• EXCERPTED DATA
[Start]

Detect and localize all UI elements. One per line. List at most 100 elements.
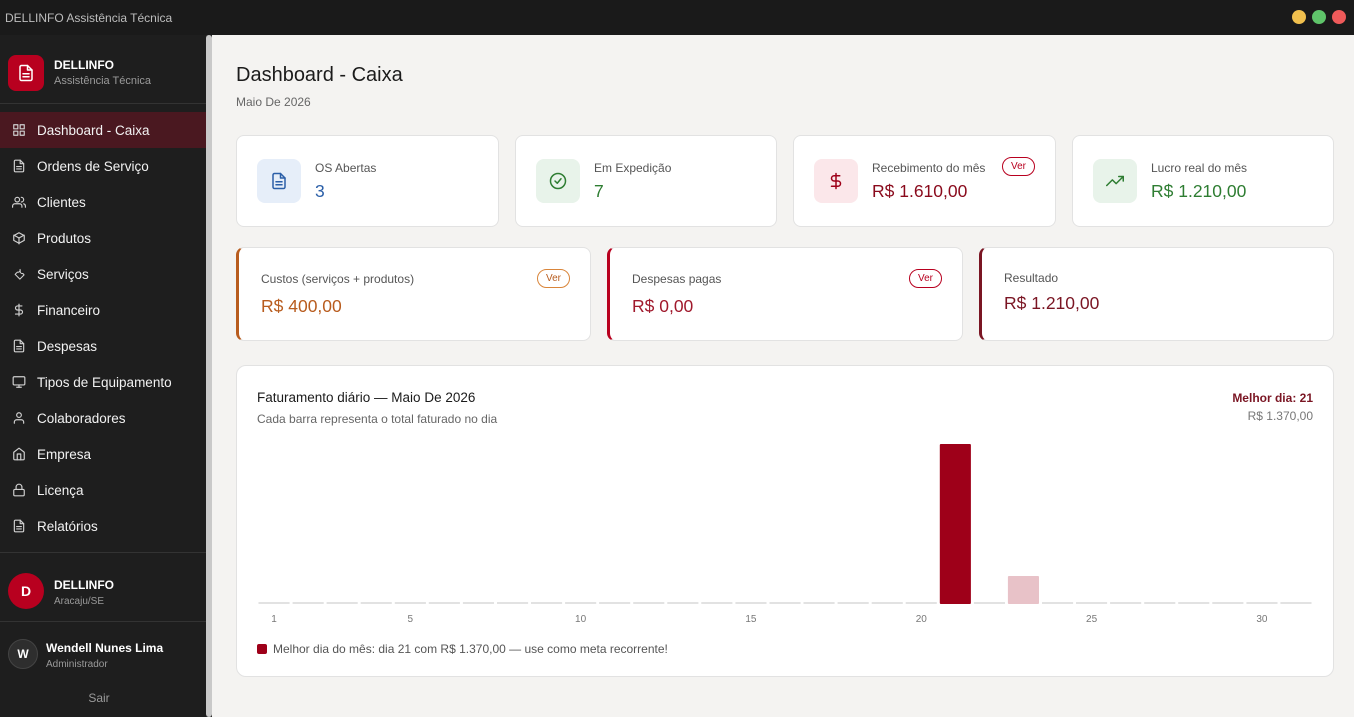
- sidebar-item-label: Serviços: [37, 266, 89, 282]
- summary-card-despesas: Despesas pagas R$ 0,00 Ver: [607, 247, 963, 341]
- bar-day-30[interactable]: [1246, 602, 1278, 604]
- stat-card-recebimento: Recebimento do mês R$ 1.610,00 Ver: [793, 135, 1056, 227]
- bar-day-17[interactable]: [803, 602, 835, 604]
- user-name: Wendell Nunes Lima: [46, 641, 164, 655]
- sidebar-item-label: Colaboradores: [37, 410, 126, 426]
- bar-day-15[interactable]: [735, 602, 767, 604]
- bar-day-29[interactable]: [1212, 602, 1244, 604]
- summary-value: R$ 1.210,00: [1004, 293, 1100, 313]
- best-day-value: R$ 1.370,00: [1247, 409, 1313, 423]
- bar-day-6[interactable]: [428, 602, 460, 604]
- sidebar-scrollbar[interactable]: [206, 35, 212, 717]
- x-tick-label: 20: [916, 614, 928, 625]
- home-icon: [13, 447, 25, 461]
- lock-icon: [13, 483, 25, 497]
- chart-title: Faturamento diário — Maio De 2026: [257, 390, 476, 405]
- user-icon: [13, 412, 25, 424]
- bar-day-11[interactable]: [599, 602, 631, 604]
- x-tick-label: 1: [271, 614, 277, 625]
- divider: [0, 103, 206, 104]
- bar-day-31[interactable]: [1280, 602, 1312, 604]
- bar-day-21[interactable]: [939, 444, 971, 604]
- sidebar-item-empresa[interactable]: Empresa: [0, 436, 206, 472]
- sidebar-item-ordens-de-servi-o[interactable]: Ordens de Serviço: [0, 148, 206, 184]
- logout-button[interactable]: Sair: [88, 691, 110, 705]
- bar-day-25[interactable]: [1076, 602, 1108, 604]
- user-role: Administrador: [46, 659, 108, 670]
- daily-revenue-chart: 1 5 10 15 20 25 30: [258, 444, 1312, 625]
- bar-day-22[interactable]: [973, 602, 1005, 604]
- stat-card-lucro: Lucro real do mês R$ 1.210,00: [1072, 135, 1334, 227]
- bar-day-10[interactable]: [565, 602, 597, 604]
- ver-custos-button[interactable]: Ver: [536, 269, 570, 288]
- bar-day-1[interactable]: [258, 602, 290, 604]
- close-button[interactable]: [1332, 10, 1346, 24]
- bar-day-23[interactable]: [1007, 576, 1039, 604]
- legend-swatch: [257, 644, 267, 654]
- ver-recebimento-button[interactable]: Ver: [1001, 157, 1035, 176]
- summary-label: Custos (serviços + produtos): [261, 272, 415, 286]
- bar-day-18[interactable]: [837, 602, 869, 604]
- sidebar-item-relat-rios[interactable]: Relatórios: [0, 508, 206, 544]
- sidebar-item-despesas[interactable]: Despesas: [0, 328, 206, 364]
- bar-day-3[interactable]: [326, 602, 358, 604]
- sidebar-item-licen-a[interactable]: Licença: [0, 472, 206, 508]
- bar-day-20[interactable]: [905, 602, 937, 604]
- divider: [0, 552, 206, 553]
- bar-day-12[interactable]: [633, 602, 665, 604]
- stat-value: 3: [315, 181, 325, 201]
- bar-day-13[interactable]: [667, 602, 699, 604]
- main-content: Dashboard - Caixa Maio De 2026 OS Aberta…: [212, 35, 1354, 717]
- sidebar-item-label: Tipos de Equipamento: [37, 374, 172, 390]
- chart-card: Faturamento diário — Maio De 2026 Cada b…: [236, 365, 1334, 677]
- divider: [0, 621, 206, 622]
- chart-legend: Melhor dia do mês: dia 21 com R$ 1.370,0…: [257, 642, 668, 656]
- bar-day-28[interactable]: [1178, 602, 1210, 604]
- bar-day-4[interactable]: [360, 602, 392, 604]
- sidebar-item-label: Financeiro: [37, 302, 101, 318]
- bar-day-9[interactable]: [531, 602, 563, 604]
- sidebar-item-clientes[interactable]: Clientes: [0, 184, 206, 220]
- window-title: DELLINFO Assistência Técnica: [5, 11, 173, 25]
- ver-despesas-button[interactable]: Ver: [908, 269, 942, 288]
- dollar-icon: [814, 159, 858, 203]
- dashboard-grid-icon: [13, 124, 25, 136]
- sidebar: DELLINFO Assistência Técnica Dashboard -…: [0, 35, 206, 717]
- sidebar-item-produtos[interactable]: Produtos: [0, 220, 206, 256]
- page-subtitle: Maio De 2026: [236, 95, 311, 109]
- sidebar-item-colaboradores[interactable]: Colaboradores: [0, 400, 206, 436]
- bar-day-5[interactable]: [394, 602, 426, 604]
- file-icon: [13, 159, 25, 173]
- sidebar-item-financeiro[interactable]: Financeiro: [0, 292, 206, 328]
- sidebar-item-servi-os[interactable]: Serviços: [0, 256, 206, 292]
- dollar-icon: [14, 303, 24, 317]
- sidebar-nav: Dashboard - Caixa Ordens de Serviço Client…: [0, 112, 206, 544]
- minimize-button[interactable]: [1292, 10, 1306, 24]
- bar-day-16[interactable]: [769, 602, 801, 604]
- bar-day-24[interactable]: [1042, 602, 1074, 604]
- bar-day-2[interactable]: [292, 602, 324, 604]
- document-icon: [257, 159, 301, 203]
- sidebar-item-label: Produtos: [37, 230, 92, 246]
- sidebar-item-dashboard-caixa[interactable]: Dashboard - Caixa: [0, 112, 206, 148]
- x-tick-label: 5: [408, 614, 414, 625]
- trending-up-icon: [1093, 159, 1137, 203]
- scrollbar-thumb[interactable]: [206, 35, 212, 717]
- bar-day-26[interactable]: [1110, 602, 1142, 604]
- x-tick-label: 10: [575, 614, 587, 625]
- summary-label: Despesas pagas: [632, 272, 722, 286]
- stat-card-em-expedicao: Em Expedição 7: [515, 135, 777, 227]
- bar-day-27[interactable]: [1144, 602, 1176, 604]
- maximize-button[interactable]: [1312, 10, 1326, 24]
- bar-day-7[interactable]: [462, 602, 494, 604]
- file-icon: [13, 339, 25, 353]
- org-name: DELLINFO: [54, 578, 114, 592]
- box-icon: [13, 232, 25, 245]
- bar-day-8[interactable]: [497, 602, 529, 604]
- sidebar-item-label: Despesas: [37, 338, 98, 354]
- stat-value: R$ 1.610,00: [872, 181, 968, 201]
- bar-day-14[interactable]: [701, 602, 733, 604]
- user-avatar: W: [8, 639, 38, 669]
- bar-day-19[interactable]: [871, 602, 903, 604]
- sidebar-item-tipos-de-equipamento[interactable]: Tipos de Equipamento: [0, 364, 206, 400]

[End]

• SHORT PROBLEM
Reproduce every line of the rows above verbatim, omitting the pictures.

• ANSWER BELOW
Detect and localize all UI elements. One per line. List at most 100 elements.
- sidebar-item-label: Serviços: [37, 266, 89, 282]
- summary-card-despesas: Despesas pagas R$ 0,00 Ver: [607, 247, 963, 341]
- bar-day-30[interactable]: [1246, 602, 1278, 604]
- stat-card-recebimento: Recebimento do mês R$ 1.610,00 Ver: [793, 135, 1056, 227]
- bar-day-17[interactable]: [803, 602, 835, 604]
- user-name: Wendell Nunes Lima: [46, 641, 164, 655]
- sidebar-item-label: Colaboradores: [37, 410, 126, 426]
- bar-day-15[interactable]: [735, 602, 767, 604]
- bar-day-29[interactable]: [1212, 602, 1244, 604]
- summary-value: R$ 1.210,00: [1004, 293, 1100, 313]
- best-day-value: R$ 1.370,00: [1247, 409, 1313, 423]
- bar-day-6[interactable]: [428, 602, 460, 604]
- sidebar-scrollbar[interactable]: [206, 35, 212, 717]
- x-tick-label: 20: [916, 614, 928, 625]
- home-icon: [13, 447, 25, 461]
- lock-icon: [13, 483, 25, 497]
- chart-title: Faturamento diário — Maio De 2026: [257, 390, 476, 405]
- user-icon: [13, 412, 25, 424]
- bar-day-11[interactable]: [599, 602, 631, 604]
- x-tick-label: 1: [271, 614, 277, 625]
- divider: [0, 103, 206, 104]
- bar-day-31[interactable]: [1280, 602, 1312, 604]
- bar-day-21[interactable]: [939, 444, 971, 604]
- sidebar-item-empresa[interactable]: Empresa: [0, 436, 206, 472]
- sidebar-item-ordens-de-servi-o[interactable]: Ordens de Serviço: [0, 148, 206, 184]
- logout-button[interactable]: Sair: [88, 691, 110, 705]
- bar-day-25[interactable]: [1076, 602, 1108, 604]
- user-role: Administrador: [46, 659, 108, 670]
- daily-revenue-chart: 1 5 10 15 20 25 30: [258, 444, 1312, 625]
- bar-day-22[interactable]: [973, 602, 1005, 604]
- stat-card-lucro: Lucro real do mês R$ 1.210,00: [1072, 135, 1334, 227]
- bar-day-10[interactable]: [565, 602, 597, 604]
- ver-custos-button[interactable]: Ver: [536, 269, 570, 288]
- bar-day-1[interactable]: [258, 602, 290, 604]
- close-button[interactable]: [1332, 10, 1346, 24]
- bar-day-23[interactable]: [1007, 576, 1039, 604]
- legend-swatch: [257, 644, 267, 654]
- ver-recebimento-button[interactable]: Ver: [1001, 157, 1035, 176]
- summary-label: Custos (serviços + produtos): [261, 272, 415, 286]
- bar-day-18[interactable]: [837, 602, 869, 604]
- sidebar-item-relat-rios[interactable]: Relatórios: [0, 508, 206, 544]
- sidebar-item-despesas[interactable]: Despesas: [0, 328, 206, 364]
- bar-day-3[interactable]: [326, 602, 358, 604]
- sidebar-item-licen-a[interactable]: Licença: [0, 472, 206, 508]
- bar-day-20[interactable]: [905, 602, 937, 604]
- divider: [0, 552, 206, 553]
- bar-day-12[interactable]: [633, 602, 665, 604]
- stat-value: 3: [315, 181, 325, 201]
- bar-day-13[interactable]: [667, 602, 699, 604]
- main-content: Dashboard - Caixa Maio De 2026 OS Aberta…: [212, 35, 1354, 717]
- sidebar-item-label: Tipos de Equipamento: [37, 374, 172, 390]
- chart-card: Faturamento diário — Maio De 2026 Cada b…: [236, 365, 1334, 677]
- divider: [0, 621, 206, 622]
- chart-legend: Melhor dia do mês: dia 21 com R$ 1.370,0…: [257, 642, 668, 656]
- bar-day-28[interactable]: [1178, 602, 1210, 604]
- bar-day-4[interactable]: [360, 602, 392, 604]
- sidebar-item-label: Financeiro: [37, 302, 101, 318]
- bar-day-9[interactable]: [531, 602, 563, 604]
- sidebar-item-clientes[interactable]: Clientes: [0, 184, 206, 220]
- window-title: DELLINFO Assistência Técnica: [5, 11, 173, 25]
- ver-despesas-button[interactable]: Ver: [908, 269, 942, 288]
- dollar-icon: [814, 159, 858, 203]
- dashboard-grid-icon: [13, 124, 25, 136]
- sidebar: DELLINFO Assistência Técnica Dashboard -…: [0, 35, 206, 717]
- sidebar-item-produtos[interactable]: Produtos: [0, 220, 206, 256]
- page-subtitle: Maio De 2026: [236, 95, 311, 109]
- sidebar-item-colaboradores[interactable]: Colaboradores: [0, 400, 206, 436]
- bar-day-5[interactable]: [394, 602, 426, 604]
- file-icon: [13, 159, 25, 173]
- sidebar-item-financeiro[interactable]: Financeiro: [0, 292, 206, 328]
- sidebar-item-servi-os[interactable]: Serviços: [0, 256, 206, 292]
- dollar-icon: [14, 303, 24, 317]
- sidebar-nav: Dashboard - Caixa Ordens de Serviço Client…: [0, 112, 206, 544]
- minimize-button[interactable]: [1292, 10, 1306, 24]
- bar-day-16[interactable]: [769, 602, 801, 604]
- bar-day-24[interactable]: [1042, 602, 1074, 604]
- bar-day-2[interactable]: [292, 602, 324, 604]
- document-icon: [257, 159, 301, 203]
- sidebar-item-label: Produtos: [37, 230, 92, 246]
- sidebar-item-dashboard-caixa[interactable]: Dashboard - Caixa: [0, 112, 206, 148]
- x-tick-label: 5: [408, 614, 414, 625]
- trending-up-icon: [1093, 159, 1137, 203]
- scrollbar-thumb[interactable]: [206, 35, 212, 717]
- bar-day-26[interactable]: [1110, 602, 1142, 604]
- x-tick-label: 10: [575, 614, 587, 625]
- summary-label: Despesas pagas: [632, 272, 722, 286]
- stat-card-em-expedicao: Em Expedição 7: [515, 135, 777, 227]
- bar-day-27[interactable]: [1144, 602, 1176, 604]
- maximize-button[interactable]: [1312, 10, 1326, 24]
- bar-day-7[interactable]: [462, 602, 494, 604]
- file-icon: [13, 339, 25, 353]
- org-name: DELLINFO: [54, 578, 114, 592]
- box-icon: [13, 232, 25, 245]
- bar-day-8[interactable]: [497, 602, 529, 604]
- sidebar-item-label: Despesas: [37, 338, 98, 354]
- stat-value: R$ 1.610,00: [872, 181, 968, 201]
- bar-day-14[interactable]: [701, 602, 733, 604]
- user-avatar: W: [8, 639, 38, 669]
- bar-day-19[interactable]: [871, 602, 903, 604]
- sidebar-item-tipos-de-equipamento[interactable]: Tipos de Equipamento: [0, 364, 206, 400]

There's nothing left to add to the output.